>> Start Material supplied
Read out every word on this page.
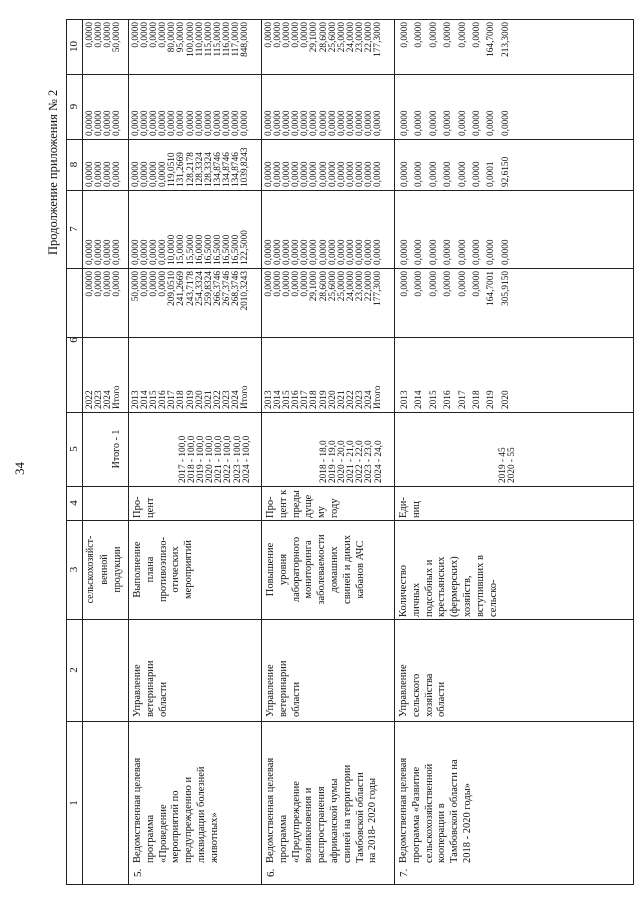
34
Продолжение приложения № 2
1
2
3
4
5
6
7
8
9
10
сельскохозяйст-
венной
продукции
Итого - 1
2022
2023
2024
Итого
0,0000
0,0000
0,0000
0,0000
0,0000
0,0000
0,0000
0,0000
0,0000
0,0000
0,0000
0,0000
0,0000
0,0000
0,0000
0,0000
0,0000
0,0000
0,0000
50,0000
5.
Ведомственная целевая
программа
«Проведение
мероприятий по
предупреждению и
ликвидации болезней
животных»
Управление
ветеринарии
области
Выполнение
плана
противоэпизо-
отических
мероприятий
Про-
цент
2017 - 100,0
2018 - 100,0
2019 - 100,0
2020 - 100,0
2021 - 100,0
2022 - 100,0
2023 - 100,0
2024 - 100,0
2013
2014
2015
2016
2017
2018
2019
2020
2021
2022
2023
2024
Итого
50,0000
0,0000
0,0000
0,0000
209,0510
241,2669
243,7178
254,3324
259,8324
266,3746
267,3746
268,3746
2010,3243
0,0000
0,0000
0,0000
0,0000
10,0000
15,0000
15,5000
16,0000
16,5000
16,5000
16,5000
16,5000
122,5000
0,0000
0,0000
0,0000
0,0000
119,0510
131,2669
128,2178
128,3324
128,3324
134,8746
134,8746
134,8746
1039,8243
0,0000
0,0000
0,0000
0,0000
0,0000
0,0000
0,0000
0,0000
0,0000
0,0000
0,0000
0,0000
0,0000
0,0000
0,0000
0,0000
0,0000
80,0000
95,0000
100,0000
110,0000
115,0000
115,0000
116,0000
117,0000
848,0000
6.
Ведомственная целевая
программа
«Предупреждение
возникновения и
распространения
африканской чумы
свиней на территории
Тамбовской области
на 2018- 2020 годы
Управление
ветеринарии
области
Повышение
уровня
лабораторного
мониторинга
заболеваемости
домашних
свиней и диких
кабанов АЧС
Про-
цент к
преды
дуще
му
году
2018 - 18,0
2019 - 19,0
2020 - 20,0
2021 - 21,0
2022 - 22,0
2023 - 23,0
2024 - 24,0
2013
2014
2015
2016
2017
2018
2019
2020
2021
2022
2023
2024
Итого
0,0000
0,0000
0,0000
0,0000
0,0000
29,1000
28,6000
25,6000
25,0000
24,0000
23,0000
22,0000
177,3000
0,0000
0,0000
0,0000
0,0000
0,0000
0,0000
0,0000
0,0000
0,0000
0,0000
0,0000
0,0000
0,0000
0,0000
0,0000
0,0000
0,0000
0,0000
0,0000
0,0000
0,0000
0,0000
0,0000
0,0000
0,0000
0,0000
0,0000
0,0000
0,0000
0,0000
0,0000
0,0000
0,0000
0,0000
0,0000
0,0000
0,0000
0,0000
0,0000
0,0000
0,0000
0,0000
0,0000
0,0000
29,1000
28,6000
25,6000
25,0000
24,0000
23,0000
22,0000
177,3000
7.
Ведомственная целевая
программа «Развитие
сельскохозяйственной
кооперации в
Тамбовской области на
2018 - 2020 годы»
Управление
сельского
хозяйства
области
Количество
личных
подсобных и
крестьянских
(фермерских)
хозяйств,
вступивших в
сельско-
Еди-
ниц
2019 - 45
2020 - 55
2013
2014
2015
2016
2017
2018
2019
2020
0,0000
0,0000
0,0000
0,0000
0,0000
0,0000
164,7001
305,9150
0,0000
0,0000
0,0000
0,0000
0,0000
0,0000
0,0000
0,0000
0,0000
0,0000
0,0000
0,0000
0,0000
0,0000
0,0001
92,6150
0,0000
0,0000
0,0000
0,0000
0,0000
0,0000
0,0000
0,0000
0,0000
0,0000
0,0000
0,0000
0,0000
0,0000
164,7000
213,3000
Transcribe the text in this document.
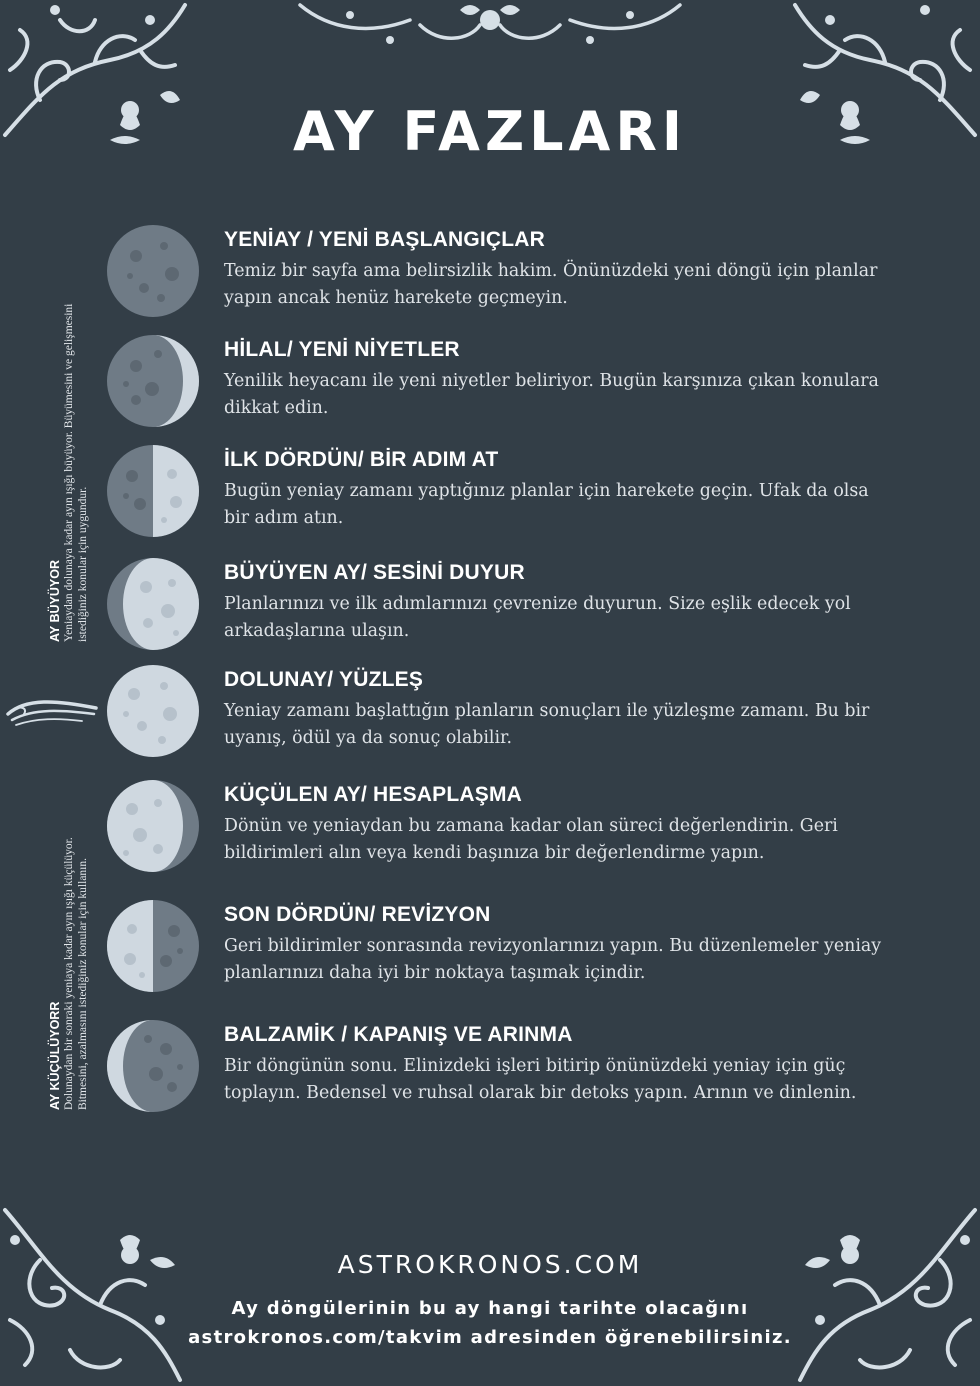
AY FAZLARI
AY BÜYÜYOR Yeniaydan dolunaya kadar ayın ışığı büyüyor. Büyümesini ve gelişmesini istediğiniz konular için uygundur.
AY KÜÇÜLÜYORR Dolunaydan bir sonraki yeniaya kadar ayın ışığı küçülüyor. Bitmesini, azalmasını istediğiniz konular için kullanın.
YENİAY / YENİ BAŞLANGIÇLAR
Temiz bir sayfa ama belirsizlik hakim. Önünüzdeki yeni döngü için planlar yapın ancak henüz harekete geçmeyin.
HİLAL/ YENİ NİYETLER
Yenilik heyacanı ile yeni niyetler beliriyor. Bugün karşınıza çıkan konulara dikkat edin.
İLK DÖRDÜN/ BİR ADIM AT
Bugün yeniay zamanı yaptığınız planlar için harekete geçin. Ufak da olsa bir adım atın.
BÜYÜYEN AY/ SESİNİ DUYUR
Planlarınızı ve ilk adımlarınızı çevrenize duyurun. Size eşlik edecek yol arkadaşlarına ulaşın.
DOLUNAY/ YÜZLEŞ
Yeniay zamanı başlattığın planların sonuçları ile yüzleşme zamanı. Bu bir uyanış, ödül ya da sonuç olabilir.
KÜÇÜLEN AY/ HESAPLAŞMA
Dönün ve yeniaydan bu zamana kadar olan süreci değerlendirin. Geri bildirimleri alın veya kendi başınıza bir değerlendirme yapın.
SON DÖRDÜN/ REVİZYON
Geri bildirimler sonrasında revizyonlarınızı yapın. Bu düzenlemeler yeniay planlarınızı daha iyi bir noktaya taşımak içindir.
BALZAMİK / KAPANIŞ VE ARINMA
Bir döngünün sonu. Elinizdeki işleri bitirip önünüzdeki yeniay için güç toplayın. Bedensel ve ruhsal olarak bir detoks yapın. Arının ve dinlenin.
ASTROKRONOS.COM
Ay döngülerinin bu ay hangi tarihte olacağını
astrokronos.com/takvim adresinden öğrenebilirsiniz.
>> End Material supplied
● **Goal of the exercise**
Only lines with the word "kadar" should be collected from the material.

● **Result for this task**
AY BÜYÜYOR Yeniaydan dolunaya kadar ayın ışığı büyüyor. Büyümesini ve gelişmesini istediğiniz konular için uygundur.
AY KÜÇÜLÜYORR Dolunaydan bir sonraki yeniaya kadar ayın ışığı küçülüyor. Bitmesini, azalmasını istediğiniz konular için kullanın.
Dönün ve yeniaydan bu zamana kadar olan süreci değerlendirin. Geri bildirimleri alın veya kendi başınıza bir değerlendirme yapın.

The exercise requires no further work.